Below are the entries; count the lines in them that contain the word "Struktūra" and give only the number.

(Items from a dataset)
┄┄┄┄┄┄┄┄┄┄┄┄┄┄┄┄┄┄┄┄

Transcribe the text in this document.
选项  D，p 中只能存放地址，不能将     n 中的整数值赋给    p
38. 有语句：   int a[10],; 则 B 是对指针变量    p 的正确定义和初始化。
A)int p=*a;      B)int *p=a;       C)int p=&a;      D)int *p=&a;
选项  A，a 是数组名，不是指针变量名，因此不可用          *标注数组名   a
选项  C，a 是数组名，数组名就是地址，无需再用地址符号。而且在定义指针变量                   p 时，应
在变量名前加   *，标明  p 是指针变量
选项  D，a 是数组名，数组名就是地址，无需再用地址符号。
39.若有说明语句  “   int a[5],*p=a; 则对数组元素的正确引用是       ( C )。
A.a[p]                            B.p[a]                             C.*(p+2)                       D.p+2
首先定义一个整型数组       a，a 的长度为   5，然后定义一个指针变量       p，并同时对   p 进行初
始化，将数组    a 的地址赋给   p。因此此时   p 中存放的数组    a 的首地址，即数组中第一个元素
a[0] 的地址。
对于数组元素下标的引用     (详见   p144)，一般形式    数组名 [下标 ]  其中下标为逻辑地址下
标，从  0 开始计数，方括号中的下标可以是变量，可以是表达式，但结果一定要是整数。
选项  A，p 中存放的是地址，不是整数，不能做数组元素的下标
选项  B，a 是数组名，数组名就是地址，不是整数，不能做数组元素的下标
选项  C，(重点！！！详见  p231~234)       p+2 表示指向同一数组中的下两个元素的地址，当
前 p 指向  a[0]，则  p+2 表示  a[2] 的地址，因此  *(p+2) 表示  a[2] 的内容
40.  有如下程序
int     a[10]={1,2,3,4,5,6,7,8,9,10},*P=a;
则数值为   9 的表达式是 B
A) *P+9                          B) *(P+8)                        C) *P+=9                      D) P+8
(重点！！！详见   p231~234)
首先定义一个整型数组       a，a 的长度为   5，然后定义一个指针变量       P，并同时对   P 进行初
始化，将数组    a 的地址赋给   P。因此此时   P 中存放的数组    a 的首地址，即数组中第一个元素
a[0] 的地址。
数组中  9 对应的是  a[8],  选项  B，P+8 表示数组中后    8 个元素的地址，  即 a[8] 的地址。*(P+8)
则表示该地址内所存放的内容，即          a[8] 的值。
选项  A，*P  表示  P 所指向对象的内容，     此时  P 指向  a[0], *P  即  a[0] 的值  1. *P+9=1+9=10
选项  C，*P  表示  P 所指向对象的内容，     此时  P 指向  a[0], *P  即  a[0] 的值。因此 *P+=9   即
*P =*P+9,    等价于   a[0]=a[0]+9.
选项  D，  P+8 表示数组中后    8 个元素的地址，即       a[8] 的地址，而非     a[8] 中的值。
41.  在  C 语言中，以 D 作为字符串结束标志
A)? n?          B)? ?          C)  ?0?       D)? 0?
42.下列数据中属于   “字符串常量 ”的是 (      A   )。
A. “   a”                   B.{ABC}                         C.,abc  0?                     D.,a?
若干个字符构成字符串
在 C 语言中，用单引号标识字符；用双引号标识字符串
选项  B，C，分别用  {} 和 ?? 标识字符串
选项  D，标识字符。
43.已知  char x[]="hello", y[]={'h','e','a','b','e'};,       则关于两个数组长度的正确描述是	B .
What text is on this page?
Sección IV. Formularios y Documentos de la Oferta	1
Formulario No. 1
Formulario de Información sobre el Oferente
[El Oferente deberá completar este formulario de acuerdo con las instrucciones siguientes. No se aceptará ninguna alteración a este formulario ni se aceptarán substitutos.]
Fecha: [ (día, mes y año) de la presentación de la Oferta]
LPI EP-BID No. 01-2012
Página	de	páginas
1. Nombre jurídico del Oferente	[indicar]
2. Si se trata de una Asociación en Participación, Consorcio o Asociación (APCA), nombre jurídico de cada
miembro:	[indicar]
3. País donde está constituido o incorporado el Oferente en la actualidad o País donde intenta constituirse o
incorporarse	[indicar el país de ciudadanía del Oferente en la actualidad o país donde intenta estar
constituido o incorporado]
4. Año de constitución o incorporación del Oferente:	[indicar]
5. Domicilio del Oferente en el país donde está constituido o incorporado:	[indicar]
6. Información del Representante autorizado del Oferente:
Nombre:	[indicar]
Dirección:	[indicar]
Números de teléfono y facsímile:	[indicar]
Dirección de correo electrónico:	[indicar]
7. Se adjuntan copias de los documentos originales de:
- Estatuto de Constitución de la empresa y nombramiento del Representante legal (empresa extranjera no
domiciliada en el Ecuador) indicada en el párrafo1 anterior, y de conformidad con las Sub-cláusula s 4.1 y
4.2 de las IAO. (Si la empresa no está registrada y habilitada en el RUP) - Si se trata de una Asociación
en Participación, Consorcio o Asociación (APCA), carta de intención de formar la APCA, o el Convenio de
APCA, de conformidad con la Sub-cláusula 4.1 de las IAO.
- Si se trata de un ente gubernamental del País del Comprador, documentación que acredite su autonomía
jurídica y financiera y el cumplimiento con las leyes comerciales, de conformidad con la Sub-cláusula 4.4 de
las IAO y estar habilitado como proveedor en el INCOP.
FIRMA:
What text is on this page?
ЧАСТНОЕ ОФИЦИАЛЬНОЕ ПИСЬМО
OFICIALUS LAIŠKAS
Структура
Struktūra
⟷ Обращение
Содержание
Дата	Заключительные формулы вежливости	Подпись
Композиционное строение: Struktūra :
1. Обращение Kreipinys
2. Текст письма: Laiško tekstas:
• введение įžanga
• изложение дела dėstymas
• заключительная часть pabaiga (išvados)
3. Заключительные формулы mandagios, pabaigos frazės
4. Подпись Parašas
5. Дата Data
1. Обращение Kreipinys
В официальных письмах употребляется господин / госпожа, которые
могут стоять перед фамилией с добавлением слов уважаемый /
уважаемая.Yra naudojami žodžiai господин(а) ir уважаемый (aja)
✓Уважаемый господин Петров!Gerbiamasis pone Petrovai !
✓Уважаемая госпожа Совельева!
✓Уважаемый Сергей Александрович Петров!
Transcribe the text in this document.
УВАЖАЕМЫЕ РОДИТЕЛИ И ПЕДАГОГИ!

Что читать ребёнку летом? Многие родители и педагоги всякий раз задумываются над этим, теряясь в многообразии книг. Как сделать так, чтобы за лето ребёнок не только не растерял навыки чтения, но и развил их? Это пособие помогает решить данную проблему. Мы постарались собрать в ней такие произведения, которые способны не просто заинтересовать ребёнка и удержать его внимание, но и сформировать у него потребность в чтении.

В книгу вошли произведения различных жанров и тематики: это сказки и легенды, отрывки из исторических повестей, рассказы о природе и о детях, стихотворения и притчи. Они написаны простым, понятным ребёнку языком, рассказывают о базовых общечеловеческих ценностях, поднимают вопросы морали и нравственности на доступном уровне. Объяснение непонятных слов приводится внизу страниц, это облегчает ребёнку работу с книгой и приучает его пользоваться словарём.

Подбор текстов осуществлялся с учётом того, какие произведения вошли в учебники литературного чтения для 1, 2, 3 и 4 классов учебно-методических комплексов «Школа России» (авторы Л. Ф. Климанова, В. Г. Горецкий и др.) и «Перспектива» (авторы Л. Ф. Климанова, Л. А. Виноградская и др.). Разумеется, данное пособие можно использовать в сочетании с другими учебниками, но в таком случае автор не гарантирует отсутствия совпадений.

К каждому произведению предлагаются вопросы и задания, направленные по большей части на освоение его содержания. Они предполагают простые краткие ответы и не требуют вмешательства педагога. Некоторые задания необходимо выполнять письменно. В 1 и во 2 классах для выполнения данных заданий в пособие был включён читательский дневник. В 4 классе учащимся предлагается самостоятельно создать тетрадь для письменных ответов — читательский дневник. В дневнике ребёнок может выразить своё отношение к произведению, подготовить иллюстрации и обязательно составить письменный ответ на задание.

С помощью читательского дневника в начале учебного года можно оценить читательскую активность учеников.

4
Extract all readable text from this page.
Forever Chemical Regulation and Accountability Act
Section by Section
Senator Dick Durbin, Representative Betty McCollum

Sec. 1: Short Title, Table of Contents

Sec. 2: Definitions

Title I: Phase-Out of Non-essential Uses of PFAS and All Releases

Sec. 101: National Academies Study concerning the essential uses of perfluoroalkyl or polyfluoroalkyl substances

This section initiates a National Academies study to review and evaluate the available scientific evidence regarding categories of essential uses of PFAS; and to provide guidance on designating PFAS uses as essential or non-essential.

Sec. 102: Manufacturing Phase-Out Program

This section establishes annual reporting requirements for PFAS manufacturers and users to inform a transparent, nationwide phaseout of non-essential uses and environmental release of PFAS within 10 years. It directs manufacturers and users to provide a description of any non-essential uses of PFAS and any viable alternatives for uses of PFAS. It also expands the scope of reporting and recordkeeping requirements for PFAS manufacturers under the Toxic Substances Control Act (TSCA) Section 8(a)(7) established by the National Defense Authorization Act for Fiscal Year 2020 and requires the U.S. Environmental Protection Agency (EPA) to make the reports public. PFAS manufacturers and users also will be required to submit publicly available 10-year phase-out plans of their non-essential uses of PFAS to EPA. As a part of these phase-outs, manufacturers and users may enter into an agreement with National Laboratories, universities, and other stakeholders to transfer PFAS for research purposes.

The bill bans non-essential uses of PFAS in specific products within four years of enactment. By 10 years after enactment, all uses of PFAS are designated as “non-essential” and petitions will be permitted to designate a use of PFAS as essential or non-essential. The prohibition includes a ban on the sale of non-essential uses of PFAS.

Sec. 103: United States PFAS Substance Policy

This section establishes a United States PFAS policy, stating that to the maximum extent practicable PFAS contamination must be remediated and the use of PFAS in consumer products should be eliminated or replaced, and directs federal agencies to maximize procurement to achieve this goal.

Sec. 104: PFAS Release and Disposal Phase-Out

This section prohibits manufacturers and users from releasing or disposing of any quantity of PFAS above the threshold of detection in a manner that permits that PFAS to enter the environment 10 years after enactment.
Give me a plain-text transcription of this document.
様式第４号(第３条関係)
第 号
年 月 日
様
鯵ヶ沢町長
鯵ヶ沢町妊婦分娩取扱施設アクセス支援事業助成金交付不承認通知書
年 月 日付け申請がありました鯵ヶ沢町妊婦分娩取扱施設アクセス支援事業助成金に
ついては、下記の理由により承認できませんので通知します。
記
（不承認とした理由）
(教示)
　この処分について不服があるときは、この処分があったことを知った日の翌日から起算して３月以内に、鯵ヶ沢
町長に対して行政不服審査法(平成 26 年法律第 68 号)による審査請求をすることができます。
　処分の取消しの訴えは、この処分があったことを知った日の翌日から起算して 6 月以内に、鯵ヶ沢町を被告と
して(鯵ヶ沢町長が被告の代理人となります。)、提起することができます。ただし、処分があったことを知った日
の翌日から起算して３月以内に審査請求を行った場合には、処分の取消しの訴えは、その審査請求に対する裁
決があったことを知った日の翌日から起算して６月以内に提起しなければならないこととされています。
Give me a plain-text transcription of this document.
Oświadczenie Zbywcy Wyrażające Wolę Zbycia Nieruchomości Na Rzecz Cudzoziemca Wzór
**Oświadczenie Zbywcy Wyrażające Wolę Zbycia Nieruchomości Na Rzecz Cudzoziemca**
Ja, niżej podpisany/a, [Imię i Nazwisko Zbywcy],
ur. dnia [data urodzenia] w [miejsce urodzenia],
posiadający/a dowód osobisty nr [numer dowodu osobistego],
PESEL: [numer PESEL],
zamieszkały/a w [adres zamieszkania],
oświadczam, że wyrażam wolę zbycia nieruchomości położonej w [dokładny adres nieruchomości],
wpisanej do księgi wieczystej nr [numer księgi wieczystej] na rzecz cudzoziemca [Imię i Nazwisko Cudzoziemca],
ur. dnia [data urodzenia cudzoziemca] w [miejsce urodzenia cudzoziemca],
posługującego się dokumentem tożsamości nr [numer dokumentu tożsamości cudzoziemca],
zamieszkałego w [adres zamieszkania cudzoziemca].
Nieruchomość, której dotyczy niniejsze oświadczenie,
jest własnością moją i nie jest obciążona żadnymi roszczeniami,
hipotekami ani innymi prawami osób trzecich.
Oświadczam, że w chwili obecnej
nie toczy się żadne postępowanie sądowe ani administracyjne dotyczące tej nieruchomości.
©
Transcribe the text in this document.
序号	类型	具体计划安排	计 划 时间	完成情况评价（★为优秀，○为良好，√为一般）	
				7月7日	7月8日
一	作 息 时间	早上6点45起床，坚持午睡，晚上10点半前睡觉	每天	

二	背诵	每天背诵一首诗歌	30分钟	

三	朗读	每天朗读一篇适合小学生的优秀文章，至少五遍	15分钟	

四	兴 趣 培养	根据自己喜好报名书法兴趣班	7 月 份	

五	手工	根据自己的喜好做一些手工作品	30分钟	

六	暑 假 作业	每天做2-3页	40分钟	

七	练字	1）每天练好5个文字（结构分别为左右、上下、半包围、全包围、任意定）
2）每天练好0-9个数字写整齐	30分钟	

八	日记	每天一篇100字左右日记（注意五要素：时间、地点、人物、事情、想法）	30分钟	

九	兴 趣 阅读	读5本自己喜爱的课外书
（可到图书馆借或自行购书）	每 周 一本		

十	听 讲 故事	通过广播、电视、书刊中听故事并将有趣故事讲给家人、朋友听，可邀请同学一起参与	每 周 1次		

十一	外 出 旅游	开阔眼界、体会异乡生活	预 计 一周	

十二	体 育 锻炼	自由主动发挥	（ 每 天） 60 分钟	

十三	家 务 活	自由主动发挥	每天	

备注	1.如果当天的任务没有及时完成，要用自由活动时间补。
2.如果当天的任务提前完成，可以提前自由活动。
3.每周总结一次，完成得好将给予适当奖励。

┄┄┄┄┄┄┄┄┄┄┄┄┄┄┄┄┄┄┄┄

**ANSWER TO THE TASK**
2